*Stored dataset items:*

::::

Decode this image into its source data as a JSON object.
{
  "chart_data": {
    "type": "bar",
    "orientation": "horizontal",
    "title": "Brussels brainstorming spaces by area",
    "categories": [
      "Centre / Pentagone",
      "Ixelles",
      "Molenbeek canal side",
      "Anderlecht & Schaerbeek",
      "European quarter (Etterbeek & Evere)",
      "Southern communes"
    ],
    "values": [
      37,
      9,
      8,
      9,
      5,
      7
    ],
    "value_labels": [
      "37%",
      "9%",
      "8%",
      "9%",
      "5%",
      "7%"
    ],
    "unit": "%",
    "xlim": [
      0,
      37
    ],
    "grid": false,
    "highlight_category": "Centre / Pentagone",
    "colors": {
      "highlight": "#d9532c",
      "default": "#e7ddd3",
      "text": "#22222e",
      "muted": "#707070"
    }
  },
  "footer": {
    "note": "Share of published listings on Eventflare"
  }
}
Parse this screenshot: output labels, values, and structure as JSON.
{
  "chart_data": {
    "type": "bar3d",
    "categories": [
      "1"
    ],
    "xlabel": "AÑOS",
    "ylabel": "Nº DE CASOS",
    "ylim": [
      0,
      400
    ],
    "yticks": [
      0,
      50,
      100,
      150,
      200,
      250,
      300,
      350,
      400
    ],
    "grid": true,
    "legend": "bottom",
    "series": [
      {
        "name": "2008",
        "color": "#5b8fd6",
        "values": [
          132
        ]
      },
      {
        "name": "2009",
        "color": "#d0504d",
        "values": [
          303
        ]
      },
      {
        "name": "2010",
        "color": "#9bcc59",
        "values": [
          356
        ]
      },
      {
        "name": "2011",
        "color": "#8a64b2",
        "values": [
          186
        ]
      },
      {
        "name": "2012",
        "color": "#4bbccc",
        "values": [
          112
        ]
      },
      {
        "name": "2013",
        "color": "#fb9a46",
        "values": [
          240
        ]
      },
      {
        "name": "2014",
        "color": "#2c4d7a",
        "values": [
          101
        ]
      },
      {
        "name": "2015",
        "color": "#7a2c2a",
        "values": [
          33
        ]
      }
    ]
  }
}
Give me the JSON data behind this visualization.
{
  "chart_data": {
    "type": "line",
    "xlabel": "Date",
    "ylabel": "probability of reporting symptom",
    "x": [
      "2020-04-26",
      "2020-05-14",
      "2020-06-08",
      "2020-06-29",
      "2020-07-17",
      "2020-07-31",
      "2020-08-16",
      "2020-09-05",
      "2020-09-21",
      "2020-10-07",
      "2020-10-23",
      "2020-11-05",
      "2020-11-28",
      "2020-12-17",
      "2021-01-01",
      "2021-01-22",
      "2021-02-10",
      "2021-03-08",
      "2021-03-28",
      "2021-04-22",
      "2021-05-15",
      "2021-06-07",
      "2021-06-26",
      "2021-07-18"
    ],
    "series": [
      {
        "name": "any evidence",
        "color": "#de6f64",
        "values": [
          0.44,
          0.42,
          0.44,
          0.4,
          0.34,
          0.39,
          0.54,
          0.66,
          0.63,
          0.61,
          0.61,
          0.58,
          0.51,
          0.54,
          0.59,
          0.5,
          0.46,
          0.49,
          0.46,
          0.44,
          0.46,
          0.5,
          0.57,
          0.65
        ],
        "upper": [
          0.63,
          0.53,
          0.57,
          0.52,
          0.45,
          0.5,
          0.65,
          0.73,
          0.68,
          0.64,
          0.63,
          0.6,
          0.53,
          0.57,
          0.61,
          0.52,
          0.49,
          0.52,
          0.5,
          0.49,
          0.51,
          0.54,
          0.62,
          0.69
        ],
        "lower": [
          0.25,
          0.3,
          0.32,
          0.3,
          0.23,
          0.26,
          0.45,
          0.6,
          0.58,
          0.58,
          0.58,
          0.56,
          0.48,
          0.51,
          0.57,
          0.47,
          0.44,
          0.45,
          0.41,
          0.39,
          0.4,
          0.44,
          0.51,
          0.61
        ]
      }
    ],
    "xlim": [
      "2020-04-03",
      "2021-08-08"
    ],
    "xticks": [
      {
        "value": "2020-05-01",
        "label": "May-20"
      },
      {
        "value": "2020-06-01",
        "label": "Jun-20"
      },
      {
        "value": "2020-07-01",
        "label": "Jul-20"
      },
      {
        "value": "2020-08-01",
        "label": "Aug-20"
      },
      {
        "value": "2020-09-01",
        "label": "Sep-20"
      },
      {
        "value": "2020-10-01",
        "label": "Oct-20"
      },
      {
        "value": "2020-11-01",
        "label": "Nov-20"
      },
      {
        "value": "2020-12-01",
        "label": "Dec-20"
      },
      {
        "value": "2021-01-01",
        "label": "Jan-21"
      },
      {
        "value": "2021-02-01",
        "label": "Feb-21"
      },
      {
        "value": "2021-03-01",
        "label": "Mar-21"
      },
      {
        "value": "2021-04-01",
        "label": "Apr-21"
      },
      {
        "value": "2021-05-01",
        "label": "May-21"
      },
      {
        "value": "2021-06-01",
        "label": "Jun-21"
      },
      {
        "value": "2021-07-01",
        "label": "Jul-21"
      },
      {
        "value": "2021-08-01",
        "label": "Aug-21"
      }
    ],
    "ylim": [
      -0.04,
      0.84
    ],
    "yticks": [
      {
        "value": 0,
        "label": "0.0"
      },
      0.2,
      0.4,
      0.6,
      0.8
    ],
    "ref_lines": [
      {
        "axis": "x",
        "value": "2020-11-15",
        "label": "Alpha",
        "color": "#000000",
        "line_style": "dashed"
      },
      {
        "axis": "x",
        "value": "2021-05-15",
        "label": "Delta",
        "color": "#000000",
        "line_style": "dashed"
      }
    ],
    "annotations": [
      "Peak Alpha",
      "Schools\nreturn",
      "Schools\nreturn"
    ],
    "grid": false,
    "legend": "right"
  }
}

::::

*Given task:* Every entry should be output exactly as written, please.

*Reply to the exercise:*
Decode this image into its source data as a JSON object.
{
  "chart_data": {
    "type": "bar",
    "orientation": "horizontal",
    "title": "Brussels brainstorming spaces by area",
    "categories": [
      "Centre / Pentagone",
      "Ixelles",
      "Molenbeek canal side",
      "Anderlecht & Schaerbeek",
      "European quarter (Etterbeek & Evere)",
      "Southern communes"
    ],
    "values": [
      37,
      9,
      8,
      9,
      5,
      7
    ],
    "value_labels": [
      "37%",
      "9%",
      "8%",
      "9%",
      "5%",
      "7%"
    ],
    "unit": "%",
    "xlim": [
      0,
      37
    ],
    "grid": false,
    "highlight_category": "Centre / Pentagone",
    "colors": {
      "highlight": "#d9532c",
      "default": "#e7ddd3",
      "text": "#22222e",
      "muted": "#707070"
    }
  },
  "footer": {
    "note": "Share of published listings on Eventflare"
  }
}
Parse this screenshot: output labels, values, and structure as JSON.
{
  "chart_data": {
    "type": "bar3d",
    "categories": [
      "1"
    ],
    "xlabel": "AÑOS",
    "ylabel": "Nº DE CASOS",
    "ylim": [
      0,
      400
    ],
    "yticks": [
      0,
      50,
      100,
      150,
      200,
      250,
      300,
      350,
      400
    ],
    "grid": true,
    "legend": "bottom",
    "series": [
      {
        "name": "2008",
        "color": "#5b8fd6",
        "values": [
          132
        ]
      },
      {
        "name": "2009",
        "color": "#d0504d",
        "values": [
          303
        ]
      },
      {
        "name": "2010",
        "color": "#9bcc59",
        "values": [
          356
        ]
      },
      {
        "name": "2011",
        "color": "#8a64b2",
        "values": [
          186
        ]
      },
      {
        "name": "2012",
        "color": "#4bbccc",
        "values": [
          112
        ]
      },
      {
        "name": "2013",
        "color": "#fb9a46",
        "values": [
          240
        ]
      },
      {
        "name": "2014",
        "color": "#2c4d7a",
        "values": [
          101
        ]
      },
      {
        "name": "2015",
        "color": "#7a2c2a",
        "values": [
          33
        ]
      }
    ]
  }
}
Give me the JSON data behind this visualization.
{
  "chart_data": {
    "type": "line",
    "xlabel": "Date",
    "ylabel": "probability of reporting symptom",
    "x": [
      "2020-04-26",
      "2020-05-14",
      "2020-06-08",
      "2020-06-29",
      "2020-07-17",
      "2020-07-31",
      "2020-08-16",
      "2020-09-05",
      "2020-09-21",
      "2020-10-07",
      "2020-10-23",
      "2020-11-05",
      "2020-11-28",
      "2020-12-17",
      "2021-01-01",
      "2021-01-22",
      "2021-02-10",
      "2021-03-08",
      "2021-03-28",
      "2021-04-22",
      "2021-05-15",
      "2021-06-07",
      "2021-06-26",
      "2021-07-18"
    ],
    "series": [
      {
        "name": "any evidence",
        "color": "#de6f64",
        "values": [
          0.44,
          0.42,
          0.44,
          0.4,
          0.34,
          0.39,
          0.54,
          0.66,
          0.63,
          0.61,
          0.61,
          0.58,
          0.51,
          0.54,
          0.59,
          0.5,
          0.46,
          0.49,
          0.46,
          0.44,
          0.46,
          0.5,
          0.57,
          0.65
        ],
        "upper": [
          0.63,
          0.53,
          0.57,
          0.52,
          0.45,
          0.5,
          0.65,
          0.73,
          0.68,
          0.64,
          0.63,
          0.6,
          0.53,
          0.57,
          0.61,
          0.52,
          0.49,
          0.52,
          0.5,
          0.49,
          0.51,
          0.54,
          0.62,
          0.69
        ],
        "lower": [
          0.25,
          0.3,
          0.32,
          0.3,
          0.23,
          0.26,
          0.45,
          0.6,
          0.58,
          0.58,
          0.58,
          0.56,
          0.48,
          0.51,
          0.57,
          0.47,
          0.44,
          0.45,
          0.41,
          0.39,
          0.4,
          0.44,
          0.51,
          0.61
        ]
      }
    ],
    "xlim": [
      "2020-04-03",
      "2021-08-08"
    ],
    "xticks": [
      {
        "value": "2020-05-01",
        "label": "May-20"
      },
      {
        "value": "2020-06-01",
        "label": "Jun-20"
      },
      {
        "value": "2020-07-01",
        "label": "Jul-20"
      },
      {
        "value": "2020-08-01",
        "label": "Aug-20"
      },
      {
        "value": "2020-09-01",
        "label": "Sep-20"
      },
      {
        "value": "2020-10-01",
        "label": "Oct-20"
      },
      {
        "value": "2020-11-01",
        "label": "Nov-20"
      },
      {
        "value": "2020-12-01",
        "label": "Dec-20"
      },
      {
        "value": "2021-01-01",
        "label": "Jan-21"
      },
      {
        "value": "2021-02-01",
        "label": "Feb-21"
      },
      {
        "value": "2021-03-01",
        "label": "Mar-21"
      },
      {
        "value": "2021-04-01",
        "label": "Apr-21"
      },
      {
        "value": "2021-05-01",
        "label": "May-21"
      },
      {
        "value": "2021-06-01",
        "label": "Jun-21"
      },
      {
        "value": "2021-07-01",
        "label": "Jul-21"
      },
      {
        "value": "2021-08-01",
        "label": "Aug-21"
      }
    ],
    "ylim": [
      -0.04,
      0.84
    ],
    "yticks": [
      {
        "value": 0,
        "label": "0.0"
      },
      0.2,
      0.4,
      0.6,
      0.8
    ],
    "ref_lines": [
      {
        "axis": "x",
        "value": "2020-11-15",
        "label": "Alpha",
        "color": "#000000",
        "line_style": "dashed"
      },
      {
        "axis": "x",
        "value": "2021-05-15",
        "label": "Delta",
        "color": "#000000",
        "line_style": "dashed"
      }
    ],
    "annotations": [
      "Peak Alpha",
      "Schools\nreturn",
      "Schools\nreturn"
    ],
    "grid": false,
    "legend": "right"
  }
}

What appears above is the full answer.